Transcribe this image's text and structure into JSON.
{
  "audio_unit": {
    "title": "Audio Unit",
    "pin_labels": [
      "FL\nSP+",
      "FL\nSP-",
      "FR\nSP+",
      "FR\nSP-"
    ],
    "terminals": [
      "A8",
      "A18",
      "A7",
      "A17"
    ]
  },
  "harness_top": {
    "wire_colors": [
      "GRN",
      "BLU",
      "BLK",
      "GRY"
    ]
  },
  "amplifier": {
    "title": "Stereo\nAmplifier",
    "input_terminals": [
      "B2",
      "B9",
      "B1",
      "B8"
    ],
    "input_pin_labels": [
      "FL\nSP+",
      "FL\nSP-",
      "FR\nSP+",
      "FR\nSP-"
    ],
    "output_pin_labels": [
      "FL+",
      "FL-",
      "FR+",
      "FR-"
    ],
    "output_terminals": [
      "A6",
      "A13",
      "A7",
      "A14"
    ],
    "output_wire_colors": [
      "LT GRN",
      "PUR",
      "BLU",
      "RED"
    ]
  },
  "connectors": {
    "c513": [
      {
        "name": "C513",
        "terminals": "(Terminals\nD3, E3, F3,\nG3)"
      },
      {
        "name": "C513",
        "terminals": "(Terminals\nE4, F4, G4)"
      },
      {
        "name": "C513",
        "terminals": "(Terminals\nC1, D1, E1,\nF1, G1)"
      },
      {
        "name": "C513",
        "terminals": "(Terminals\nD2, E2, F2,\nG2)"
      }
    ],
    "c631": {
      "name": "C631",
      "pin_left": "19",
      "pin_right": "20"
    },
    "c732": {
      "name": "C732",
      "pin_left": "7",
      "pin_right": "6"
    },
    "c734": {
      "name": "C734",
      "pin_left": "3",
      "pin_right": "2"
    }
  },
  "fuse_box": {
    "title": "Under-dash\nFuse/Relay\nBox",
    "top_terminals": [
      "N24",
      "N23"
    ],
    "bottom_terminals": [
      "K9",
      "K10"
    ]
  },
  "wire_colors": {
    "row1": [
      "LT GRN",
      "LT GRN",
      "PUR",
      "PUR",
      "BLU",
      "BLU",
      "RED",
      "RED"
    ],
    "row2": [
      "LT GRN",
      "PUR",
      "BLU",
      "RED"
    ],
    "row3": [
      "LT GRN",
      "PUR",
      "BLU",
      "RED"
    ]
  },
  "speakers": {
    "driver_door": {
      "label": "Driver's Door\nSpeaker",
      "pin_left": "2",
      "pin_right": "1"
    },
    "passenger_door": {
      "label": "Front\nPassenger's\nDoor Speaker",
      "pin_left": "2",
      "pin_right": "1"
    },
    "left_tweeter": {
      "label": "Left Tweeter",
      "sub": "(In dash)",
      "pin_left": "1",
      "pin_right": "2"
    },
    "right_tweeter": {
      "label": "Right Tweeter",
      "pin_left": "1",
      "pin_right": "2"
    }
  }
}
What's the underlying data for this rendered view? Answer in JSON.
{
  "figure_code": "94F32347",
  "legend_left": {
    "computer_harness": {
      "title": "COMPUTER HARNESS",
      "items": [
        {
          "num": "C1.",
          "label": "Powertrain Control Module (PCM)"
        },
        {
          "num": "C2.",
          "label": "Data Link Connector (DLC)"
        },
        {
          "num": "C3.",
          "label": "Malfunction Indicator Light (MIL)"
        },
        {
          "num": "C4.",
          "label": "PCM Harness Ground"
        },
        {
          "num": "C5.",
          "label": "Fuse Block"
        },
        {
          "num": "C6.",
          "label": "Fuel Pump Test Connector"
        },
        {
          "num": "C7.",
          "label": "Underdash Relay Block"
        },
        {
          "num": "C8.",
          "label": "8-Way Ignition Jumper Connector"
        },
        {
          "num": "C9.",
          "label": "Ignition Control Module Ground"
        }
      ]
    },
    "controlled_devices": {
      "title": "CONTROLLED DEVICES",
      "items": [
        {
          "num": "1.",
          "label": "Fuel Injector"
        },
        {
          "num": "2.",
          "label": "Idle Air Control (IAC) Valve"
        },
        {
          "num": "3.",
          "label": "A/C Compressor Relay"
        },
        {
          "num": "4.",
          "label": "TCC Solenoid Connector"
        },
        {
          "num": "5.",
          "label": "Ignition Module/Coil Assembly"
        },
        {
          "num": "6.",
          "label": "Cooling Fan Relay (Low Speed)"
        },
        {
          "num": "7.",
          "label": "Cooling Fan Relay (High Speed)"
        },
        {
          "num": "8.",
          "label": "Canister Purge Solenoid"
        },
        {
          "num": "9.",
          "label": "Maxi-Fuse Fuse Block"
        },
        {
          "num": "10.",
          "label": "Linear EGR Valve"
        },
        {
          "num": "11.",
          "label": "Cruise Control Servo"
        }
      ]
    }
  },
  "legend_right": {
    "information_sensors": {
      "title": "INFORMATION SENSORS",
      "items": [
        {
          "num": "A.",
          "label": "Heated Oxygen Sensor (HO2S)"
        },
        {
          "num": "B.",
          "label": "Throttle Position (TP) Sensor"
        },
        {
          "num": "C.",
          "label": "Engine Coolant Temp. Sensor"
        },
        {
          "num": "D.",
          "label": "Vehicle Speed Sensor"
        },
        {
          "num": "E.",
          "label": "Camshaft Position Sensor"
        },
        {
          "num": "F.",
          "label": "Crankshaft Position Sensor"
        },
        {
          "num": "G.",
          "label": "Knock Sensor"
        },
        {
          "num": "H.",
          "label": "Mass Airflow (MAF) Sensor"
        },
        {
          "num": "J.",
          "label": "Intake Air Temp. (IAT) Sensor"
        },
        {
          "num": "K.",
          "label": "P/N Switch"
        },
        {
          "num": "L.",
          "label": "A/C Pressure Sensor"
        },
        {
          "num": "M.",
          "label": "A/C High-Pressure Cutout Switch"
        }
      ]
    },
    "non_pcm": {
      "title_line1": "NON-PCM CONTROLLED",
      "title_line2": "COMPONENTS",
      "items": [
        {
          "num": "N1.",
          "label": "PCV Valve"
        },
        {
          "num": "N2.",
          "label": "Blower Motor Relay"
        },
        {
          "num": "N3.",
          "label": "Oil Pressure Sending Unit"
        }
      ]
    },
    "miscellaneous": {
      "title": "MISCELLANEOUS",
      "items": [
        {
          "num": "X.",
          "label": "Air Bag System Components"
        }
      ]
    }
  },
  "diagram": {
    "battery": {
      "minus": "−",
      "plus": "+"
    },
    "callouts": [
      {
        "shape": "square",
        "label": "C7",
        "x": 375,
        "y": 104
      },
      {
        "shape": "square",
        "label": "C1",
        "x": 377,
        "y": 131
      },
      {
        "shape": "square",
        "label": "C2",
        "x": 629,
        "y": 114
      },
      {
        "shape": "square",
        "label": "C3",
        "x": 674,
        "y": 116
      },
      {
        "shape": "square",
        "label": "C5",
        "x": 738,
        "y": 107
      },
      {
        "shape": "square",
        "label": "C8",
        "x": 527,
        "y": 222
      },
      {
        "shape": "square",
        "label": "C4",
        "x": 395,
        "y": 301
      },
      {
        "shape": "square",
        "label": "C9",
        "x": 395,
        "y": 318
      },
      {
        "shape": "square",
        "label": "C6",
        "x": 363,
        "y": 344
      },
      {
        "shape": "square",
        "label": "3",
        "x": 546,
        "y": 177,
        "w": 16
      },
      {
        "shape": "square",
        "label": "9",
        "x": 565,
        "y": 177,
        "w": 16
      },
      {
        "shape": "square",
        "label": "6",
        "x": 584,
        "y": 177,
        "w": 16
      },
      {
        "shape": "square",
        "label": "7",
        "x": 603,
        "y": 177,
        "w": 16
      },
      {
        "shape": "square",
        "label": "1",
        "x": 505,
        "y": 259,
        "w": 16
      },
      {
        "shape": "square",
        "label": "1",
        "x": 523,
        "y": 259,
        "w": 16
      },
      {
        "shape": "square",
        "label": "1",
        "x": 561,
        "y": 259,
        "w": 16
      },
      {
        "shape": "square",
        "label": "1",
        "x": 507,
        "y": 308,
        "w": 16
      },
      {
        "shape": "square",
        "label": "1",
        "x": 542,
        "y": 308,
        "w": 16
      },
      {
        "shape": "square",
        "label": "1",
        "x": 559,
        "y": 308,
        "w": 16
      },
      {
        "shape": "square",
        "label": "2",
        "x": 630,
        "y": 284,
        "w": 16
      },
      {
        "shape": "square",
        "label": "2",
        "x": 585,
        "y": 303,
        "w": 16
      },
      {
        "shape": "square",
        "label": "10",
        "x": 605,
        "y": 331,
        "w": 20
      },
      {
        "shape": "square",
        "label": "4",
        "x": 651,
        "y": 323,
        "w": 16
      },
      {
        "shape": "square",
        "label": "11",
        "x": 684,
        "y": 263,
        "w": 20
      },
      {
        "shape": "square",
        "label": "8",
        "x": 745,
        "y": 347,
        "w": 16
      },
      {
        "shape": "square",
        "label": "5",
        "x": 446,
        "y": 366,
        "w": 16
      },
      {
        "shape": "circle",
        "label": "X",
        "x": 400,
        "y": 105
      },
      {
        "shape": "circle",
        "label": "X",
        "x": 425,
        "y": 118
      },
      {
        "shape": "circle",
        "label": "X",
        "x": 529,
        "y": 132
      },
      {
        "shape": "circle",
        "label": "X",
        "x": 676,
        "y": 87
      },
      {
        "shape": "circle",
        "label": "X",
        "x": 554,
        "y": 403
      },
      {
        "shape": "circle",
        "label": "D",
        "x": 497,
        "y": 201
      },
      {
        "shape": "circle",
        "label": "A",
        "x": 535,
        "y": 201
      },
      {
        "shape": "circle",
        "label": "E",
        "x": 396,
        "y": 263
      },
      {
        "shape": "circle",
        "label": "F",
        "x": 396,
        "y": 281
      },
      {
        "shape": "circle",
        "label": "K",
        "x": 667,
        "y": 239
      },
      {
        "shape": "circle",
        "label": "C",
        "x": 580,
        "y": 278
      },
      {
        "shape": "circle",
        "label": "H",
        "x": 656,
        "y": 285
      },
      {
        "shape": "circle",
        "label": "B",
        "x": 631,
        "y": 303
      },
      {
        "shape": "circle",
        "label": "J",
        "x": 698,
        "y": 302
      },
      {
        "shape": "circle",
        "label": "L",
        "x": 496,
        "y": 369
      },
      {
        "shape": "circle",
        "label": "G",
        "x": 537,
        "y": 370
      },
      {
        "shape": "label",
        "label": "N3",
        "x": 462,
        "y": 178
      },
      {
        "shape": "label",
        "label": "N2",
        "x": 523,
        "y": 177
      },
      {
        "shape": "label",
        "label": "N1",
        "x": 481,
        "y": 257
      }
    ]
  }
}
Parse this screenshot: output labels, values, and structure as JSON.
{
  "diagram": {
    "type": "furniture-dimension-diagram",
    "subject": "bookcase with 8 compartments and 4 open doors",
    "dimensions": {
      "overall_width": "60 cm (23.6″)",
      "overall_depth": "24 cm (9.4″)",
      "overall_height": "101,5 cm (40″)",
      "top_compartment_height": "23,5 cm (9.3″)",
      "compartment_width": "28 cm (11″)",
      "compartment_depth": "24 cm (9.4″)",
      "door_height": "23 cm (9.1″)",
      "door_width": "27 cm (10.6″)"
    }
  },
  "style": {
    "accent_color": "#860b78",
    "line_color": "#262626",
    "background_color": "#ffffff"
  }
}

* _Exercise_: Repeat only the lines from the one holding "Parse this screenshot: output" through the last line of the data.

* _Written response_:
Parse this screenshot: output labels, values, and structure as JSON.
{
  "diagram": {
    "type": "furniture-dimension-diagram",
    "subject": "bookcase with 8 compartments and 4 open doors",
    "dimensions": {
      "overall_width": "60 cm (23.6″)",
      "overall_depth": "24 cm (9.4″)",
      "overall_height": "101,5 cm (40″)",
      "top_compartment_height": "23,5 cm (9.3″)",
      "compartment_width": "28 cm (11″)",
      "compartment_depth": "24 cm (9.4″)",
      "door_height": "23 cm (9.1″)",
      "door_width": "27 cm (10.6″)"
    }
  },
  "style": {
    "accent_color": "#860b78",
    "line_color": "#262626",
    "background_color": "#ffffff"
  }
}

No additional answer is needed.